Records that describe figures

-- start --

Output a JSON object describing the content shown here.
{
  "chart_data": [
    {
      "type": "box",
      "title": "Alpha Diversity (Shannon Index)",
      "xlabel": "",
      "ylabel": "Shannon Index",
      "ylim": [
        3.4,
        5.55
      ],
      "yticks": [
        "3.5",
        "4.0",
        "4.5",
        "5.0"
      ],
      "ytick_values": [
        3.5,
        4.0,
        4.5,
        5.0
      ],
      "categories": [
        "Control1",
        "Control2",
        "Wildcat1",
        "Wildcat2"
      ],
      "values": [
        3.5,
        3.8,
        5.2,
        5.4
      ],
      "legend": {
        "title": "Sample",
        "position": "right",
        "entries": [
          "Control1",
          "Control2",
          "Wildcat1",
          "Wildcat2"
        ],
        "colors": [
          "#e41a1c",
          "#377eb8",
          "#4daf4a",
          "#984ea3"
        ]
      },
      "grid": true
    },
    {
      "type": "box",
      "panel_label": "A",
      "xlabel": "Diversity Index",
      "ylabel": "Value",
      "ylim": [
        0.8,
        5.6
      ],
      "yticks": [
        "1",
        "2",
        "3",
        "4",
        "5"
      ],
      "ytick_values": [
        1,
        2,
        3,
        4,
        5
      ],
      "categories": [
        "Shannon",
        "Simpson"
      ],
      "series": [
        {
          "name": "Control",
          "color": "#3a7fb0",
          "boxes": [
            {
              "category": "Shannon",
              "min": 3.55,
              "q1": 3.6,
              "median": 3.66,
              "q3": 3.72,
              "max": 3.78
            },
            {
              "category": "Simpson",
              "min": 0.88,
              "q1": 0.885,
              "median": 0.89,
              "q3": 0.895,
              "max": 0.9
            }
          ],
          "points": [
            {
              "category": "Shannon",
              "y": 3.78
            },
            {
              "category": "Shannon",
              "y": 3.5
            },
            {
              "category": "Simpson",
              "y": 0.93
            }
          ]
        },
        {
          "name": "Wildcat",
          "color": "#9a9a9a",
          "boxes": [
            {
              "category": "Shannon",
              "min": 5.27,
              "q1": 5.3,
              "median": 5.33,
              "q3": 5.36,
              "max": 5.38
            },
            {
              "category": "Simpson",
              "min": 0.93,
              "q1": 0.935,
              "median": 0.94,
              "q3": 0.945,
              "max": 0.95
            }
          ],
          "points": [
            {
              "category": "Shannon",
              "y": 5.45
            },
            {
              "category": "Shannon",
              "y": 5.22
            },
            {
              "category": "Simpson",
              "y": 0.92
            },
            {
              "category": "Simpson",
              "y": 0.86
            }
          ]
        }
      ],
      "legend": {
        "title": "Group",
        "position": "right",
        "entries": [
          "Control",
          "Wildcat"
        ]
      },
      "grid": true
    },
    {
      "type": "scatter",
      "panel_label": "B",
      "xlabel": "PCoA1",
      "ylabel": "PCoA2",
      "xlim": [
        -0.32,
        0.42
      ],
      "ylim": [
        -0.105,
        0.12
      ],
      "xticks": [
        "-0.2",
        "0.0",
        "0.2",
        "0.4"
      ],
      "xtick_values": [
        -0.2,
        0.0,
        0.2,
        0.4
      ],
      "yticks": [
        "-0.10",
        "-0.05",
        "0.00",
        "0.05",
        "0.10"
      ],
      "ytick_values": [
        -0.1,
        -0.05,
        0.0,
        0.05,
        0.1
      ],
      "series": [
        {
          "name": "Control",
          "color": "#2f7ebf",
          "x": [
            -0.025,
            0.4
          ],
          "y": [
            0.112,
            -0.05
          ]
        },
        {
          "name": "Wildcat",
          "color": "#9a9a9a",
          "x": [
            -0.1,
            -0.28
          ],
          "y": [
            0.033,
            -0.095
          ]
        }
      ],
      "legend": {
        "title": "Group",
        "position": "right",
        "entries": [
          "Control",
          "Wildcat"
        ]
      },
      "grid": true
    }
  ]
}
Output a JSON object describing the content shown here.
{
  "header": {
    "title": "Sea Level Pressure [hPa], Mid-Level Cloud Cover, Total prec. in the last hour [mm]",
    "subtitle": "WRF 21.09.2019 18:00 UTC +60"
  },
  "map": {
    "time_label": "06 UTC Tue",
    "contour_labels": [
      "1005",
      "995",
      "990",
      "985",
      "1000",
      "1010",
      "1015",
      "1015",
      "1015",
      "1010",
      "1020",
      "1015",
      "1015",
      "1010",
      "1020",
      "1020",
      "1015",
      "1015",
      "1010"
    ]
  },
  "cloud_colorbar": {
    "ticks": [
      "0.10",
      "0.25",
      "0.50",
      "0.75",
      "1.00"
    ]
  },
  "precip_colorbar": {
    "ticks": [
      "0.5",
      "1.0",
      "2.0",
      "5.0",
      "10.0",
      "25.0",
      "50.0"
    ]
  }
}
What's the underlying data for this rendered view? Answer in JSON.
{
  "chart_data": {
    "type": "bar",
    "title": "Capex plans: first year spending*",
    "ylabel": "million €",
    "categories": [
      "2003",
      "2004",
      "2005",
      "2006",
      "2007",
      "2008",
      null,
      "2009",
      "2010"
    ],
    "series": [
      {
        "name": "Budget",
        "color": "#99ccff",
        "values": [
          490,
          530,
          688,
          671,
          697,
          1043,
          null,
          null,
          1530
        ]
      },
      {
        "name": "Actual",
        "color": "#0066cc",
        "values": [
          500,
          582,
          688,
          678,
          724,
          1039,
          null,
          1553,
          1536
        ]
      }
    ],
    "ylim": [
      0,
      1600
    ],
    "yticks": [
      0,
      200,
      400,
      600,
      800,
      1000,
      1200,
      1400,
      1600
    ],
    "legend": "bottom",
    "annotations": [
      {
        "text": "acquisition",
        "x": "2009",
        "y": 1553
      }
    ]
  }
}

-- end --

__What to do__.
Print the records above in full, exactly.

__Full output__.
Output a JSON object describing the content shown here.
{
  "chart_data": [
    {
      "type": "box",
      "title": "Alpha Diversity (Shannon Index)",
      "xlabel": "",
      "ylabel": "Shannon Index",
      "ylim": [
        3.4,
        5.55
      ],
      "yticks": [
        "3.5",
        "4.0",
        "4.5",
        "5.0"
      ],
      "ytick_values": [
        3.5,
        4.0,
        4.5,
        5.0
      ],
      "categories": [
        "Control1",
        "Control2",
        "Wildcat1",
        "Wildcat2"
      ],
      "values": [
        3.5,
        3.8,
        5.2,
        5.4
      ],
      "legend": {
        "title": "Sample",
        "position": "right",
        "entries": [
          "Control1",
          "Control2",
          "Wildcat1",
          "Wildcat2"
        ],
        "colors": [
          "#e41a1c",
          "#377eb8",
          "#4daf4a",
          "#984ea3"
        ]
      },
      "grid": true
    },
    {
      "type": "box",
      "panel_label": "A",
      "xlabel": "Diversity Index",
      "ylabel": "Value",
      "ylim": [
        0.8,
        5.6
      ],
      "yticks": [
        "1",
        "2",
        "3",
        "4",
        "5"
      ],
      "ytick_values": [
        1,
        2,
        3,
        4,
        5
      ],
      "categories": [
        "Shannon",
        "Simpson"
      ],
      "series": [
        {
          "name": "Control",
          "color": "#3a7fb0",
          "boxes": [
            {
              "category": "Shannon",
              "min": 3.55,
              "q1": 3.6,
              "median": 3.66,
              "q3": 3.72,
              "max": 3.78
            },
            {
              "category": "Simpson",
              "min": 0.88,
              "q1": 0.885,
              "median": 0.89,
              "q3": 0.895,
              "max": 0.9
            }
          ],
          "points": [
            {
              "category": "Shannon",
              "y": 3.78
            },
            {
              "category": "Shannon",
              "y": 3.5
            },
            {
              "category": "Simpson",
              "y": 0.93
            }
          ]
        },
        {
          "name": "Wildcat",
          "color": "#9a9a9a",
          "boxes": [
            {
              "category": "Shannon",
              "min": 5.27,
              "q1": 5.3,
              "median": 5.33,
              "q3": 5.36,
              "max": 5.38
            },
            {
              "category": "Simpson",
              "min": 0.93,
              "q1": 0.935,
              "median": 0.94,
              "q3": 0.945,
              "max": 0.95
            }
          ],
          "points": [
            {
              "category": "Shannon",
              "y": 5.45
            },
            {
              "category": "Shannon",
              "y": 5.22
            },
            {
              "category": "Simpson",
              "y": 0.92
            },
            {
              "category": "Simpson",
              "y": 0.86
            }
          ]
        }
      ],
      "legend": {
        "title": "Group",
        "position": "right",
        "entries": [
          "Control",
          "Wildcat"
        ]
      },
      "grid": true
    },
    {
      "type": "scatter",
      "panel_label": "B",
      "xlabel": "PCoA1",
      "ylabel": "PCoA2",
      "xlim": [
        -0.32,
        0.42
      ],
      "ylim": [
        -0.105,
        0.12
      ],
      "xticks": [
        "-0.2",
        "0.0",
        "0.2",
        "0.4"
      ],
      "xtick_values": [
        -0.2,
        0.0,
        0.2,
        0.4
      ],
      "yticks": [
        "-0.10",
        "-0.05",
        "0.00",
        "0.05",
        "0.10"
      ],
      "ytick_values": [
        -0.1,
        -0.05,
        0.0,
        0.05,
        0.1
      ],
      "series": [
        {
          "name": "Control",
          "color": "#2f7ebf",
          "x": [
            -0.025,
            0.4
          ],
          "y": [
            0.112,
            -0.05
          ]
        },
        {
          "name": "Wildcat",
          "color": "#9a9a9a",
          "x": [
            -0.1,
            -0.28
          ],
          "y": [
            0.033,
            -0.095
          ]
        }
      ],
      "legend": {
        "title": "Group",
        "position": "right",
        "entries": [
          "Control",
          "Wildcat"
        ]
      },
      "grid": true
    }
  ]
}
Output a JSON object describing the content shown here.
{
  "header": {
    "title": "Sea Level Pressure [hPa], Mid-Level Cloud Cover, Total prec. in the last hour [mm]",
    "subtitle": "WRF 21.09.2019 18:00 UTC +60"
  },
  "map": {
    "time_label": "06 UTC Tue",
    "contour_labels": [
      "1005",
      "995",
      "990",
      "985",
      "1000",
      "1010",
      "1015",
      "1015",
      "1015",
      "1010",
      "1020",
      "1015",
      "1015",
      "1010",
      "1020",
      "1020",
      "1015",
      "1015",
      "1010"
    ]
  },
  "cloud_colorbar": {
    "ticks": [
      "0.10",
      "0.25",
      "0.50",
      "0.75",
      "1.00"
    ]
  },
  "precip_colorbar": {
    "ticks": [
      "0.5",
      "1.0",
      "2.0",
      "5.0",
      "10.0",
      "25.0",
      "50.0"
    ]
  }
}
What's the underlying data for this rendered view? Answer in JSON.
{
  "chart_data": {
    "type": "bar",
    "title": "Capex plans: first year spending*",
    "ylabel": "million €",
    "categories": [
      "2003",
      "2004",
      "2005",
      "2006",
      "2007",
      "2008",
      null,
      "2009",
      "2010"
    ],
    "series": [
      {
        "name": "Budget",
        "color": "#99ccff",
        "values": [
          490,
          530,
          688,
          671,
          697,
          1043,
          null,
          null,
          1530
        ]
      },
      {
        "name": "Actual",
        "color": "#0066cc",
        "values": [
          500,
          582,
          688,
          678,
          724,
          1039,
          null,
          1553,
          1536
        ]
      }
    ],
    "ylim": [
      0,
      1600
    ],
    "yticks": [
      0,
      200,
      400,
      600,
      800,
      1000,
      1200,
      1400,
      1600
    ],
    "legend": "bottom",
    "annotations": [
      {
        "text": "acquisition",
        "x": "2009",
        "y": 1553
      }
    ]
  }
}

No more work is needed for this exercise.